*Text provided*
##############################

Assertions of injustice by young men are infuriating to some. Caroline Heldman, an associate professor of politics at Occidental College and co-founder of End Rape on Campus, said of the men who are turning to the courts, “These lawsuits are an incredible display of entitlement, the same entitlement that drove them to rape.”
9) In the past 24 hours, I’ve read a number of times that we must not let the “inconsistencies” in Jackie’s story blind us to the larger truths about the University of Virginia and “rape culture.”
This argument should not be received uncritically.
One reason is that Sabrina Rubin Erdely’s story does not establish any larger truths about the University of Virginia…
I do know that, from start to finish, Sabrina Rubin Erdely’s article has methodological flaws and a deep bias. “A Rape on Campus” is an irresponsible patchwork of personal politics, sloppy reporting and preconceived conclusions by a writer who lamented that the University of Virgina has no “radical feminist culture seeking to upend the patriarchy”—and took it upon herself to do just that.
“Rape culture” is a moral panic on steroids. It is based on very twisted evidence. The oft-repeated claim that one in five female students on American campuses is sexually assaulted — which was parroted by most of the students I spoke to at Columbia — is highly questionable. As one debunking recently pointed out, the definition of campus sexual assault used in the federal-government survey that came up with that stat includes sex that occurs when you’re too drunk or drugged up to really know what you’re doing. Isn’t a lot of student sex like that? It was in my day. Seventy-five per cent of the female students who were labeled by the survey as victims of sexual assault as a result of drunkenness did not claim that they had been raped. But what do they know, right? Maybe they’ve “caught” rape culture, too, and are making excuses for their assaulters.
The idea of “rape culture” combines all the worst moral panics of the past 25 years. It has an ugly steak of fear-mongering about male sexual bravado. It has a healthy smattering of media-effects theory in its promotion of the idea that raunch culture makes all men into misogynists. It depicts women as vulnerable, fragile, in need of saving. And it rides roughshod over both due process and freedom of speech, as can be seen in the rise and rise of on-campus kangaroo courts using lower-standard evidence to mete out punishment to suspected assaulters and in the demands from some feminists for more controls on access to porn and other mind-warping sexual material, to stop men from becoming rapists.
The Christian moralists, anti-porn crusaders, and Victim Feminists of the 1970s and ’80s must be beaming with pride at the rise of the idea of “rape culture,” for it embodies their every prejudice and ill-founded panic and their lust for authoritarianism as a solution to the alleged sexual swagger of dumb, media-fueled men.
There really is only one thing to say to the bleating students, the illiberal liberals, of Columbia and other privileged campuses: You have lovely, lazy, intellectual lives that many of the world’s still-repressed women would sell their souls for, so, please, shelve the slave songs and self-pity and grow the hell up.

##############################

*Provided records*
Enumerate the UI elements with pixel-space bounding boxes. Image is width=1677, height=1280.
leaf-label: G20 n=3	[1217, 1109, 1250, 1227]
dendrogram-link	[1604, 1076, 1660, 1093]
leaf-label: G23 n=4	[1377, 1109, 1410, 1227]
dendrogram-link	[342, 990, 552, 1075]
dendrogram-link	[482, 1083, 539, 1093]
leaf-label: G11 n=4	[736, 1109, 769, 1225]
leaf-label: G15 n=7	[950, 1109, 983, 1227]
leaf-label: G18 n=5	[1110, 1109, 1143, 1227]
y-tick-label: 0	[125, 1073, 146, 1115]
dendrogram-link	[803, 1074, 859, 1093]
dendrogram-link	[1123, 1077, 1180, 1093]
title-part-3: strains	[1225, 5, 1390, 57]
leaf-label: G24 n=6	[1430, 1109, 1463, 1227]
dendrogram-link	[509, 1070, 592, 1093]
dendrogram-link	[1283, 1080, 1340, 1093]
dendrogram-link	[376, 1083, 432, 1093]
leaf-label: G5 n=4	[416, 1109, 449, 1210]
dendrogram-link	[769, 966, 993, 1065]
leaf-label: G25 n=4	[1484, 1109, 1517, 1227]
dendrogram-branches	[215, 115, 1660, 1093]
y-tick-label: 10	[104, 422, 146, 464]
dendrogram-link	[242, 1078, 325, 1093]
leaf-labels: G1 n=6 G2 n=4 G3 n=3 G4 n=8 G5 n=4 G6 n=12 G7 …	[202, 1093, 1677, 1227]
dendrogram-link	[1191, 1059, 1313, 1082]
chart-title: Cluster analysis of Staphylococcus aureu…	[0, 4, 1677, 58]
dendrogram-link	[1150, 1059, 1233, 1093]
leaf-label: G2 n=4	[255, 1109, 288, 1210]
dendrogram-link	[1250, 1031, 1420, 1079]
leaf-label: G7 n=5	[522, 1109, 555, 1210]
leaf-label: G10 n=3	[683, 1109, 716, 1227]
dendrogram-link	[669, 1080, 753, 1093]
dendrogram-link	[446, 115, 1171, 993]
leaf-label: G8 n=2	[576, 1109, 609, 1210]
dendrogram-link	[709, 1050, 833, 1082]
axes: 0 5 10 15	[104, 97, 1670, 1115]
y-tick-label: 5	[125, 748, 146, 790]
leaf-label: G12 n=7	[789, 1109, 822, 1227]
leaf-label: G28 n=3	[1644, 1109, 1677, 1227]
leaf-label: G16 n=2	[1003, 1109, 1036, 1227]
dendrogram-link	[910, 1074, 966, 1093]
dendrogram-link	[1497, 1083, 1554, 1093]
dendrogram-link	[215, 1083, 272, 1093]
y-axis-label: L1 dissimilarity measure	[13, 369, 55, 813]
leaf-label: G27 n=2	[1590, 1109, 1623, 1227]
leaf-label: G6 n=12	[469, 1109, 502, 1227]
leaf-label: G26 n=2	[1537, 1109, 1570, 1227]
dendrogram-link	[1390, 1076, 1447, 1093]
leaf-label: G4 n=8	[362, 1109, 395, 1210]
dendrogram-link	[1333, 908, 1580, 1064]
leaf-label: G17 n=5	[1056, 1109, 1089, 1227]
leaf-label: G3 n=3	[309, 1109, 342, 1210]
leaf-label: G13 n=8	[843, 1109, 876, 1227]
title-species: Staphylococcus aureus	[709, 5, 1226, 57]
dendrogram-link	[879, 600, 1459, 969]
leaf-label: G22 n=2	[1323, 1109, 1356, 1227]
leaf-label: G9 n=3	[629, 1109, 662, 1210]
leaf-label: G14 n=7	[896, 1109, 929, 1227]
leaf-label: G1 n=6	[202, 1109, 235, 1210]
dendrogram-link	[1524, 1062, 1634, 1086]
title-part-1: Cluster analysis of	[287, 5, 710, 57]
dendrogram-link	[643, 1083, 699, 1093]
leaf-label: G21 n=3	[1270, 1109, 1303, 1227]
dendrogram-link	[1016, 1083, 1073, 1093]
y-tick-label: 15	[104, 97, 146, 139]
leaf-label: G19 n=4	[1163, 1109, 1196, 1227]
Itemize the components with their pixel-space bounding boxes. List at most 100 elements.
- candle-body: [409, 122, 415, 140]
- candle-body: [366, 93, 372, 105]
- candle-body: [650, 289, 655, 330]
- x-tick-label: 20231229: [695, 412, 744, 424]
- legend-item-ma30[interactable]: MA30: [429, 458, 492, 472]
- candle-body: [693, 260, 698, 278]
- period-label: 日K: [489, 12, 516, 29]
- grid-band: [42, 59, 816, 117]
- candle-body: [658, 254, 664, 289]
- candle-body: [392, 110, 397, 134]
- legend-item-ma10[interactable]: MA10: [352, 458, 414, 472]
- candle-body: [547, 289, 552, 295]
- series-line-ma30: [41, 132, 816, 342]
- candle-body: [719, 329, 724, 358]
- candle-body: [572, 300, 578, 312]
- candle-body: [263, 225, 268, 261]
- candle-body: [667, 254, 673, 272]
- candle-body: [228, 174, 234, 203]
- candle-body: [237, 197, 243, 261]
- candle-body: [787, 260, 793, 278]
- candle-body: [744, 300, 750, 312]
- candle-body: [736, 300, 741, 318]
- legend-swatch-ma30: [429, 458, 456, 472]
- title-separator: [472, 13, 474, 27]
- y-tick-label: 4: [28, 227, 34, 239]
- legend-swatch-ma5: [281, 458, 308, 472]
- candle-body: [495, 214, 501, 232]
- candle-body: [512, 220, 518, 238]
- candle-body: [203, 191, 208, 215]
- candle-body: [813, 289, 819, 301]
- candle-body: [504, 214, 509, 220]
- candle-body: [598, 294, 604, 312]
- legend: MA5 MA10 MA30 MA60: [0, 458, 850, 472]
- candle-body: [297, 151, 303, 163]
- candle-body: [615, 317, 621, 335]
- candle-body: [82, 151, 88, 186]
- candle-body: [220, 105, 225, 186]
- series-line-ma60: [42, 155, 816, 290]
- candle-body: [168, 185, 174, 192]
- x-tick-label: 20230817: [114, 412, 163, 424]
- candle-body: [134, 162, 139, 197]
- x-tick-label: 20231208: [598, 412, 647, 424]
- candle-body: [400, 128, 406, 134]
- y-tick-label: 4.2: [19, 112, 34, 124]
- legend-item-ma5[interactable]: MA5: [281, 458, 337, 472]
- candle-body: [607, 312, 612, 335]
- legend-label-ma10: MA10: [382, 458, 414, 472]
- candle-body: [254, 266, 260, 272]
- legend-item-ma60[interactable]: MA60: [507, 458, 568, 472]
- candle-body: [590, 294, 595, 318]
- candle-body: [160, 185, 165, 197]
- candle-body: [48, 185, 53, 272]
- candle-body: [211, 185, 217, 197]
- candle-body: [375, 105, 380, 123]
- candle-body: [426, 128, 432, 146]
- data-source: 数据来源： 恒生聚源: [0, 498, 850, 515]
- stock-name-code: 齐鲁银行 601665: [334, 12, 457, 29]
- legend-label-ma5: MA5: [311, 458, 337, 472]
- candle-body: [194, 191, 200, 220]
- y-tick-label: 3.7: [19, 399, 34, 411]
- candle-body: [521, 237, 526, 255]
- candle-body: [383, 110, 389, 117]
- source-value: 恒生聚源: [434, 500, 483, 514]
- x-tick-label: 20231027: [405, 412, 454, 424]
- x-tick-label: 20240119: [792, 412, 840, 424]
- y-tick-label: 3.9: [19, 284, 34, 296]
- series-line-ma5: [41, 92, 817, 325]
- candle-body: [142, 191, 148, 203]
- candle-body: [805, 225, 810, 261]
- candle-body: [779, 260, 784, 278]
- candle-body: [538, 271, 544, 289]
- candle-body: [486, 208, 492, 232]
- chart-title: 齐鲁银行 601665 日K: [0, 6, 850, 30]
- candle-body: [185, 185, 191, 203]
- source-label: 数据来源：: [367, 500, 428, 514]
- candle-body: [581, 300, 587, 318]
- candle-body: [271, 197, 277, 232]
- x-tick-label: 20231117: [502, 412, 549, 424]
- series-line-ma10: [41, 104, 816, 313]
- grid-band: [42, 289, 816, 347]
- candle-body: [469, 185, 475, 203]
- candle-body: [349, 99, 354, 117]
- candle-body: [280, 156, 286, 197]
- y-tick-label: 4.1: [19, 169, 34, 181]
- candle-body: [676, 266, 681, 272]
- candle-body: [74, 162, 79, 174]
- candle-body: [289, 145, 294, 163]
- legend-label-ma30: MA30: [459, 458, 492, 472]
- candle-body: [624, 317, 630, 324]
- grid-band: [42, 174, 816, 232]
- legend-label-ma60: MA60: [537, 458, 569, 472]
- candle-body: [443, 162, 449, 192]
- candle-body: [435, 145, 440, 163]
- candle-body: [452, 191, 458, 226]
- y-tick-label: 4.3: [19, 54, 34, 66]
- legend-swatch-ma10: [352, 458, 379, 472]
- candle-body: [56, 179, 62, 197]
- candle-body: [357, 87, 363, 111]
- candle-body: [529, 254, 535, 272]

##############################

*Task item A*
In the passage on campus rape claims, what positions does Caroline Heldman hold?
*Task item B*
Write out the passage on campus rape claims word for word, everything from "The Christian moralists, anti-porn" down to "dumb, media-fueled men.".
You won't need the data for any of this.

*Your response A*
She is an associate professor of politics at Occidental College and a co-founder of End Rape on Campus.

*Your response B*
The Christian moralists, anti-porn crusaders, and Victim Feminists of the 1970s and ’80s must be beaming with pride at the rise of the idea of “rape culture,” for it embodies their every prejudice and ill-founded panic and their lust for authoritarianism as a solution to the alleged sexual swagger of dumb, media-fueled men.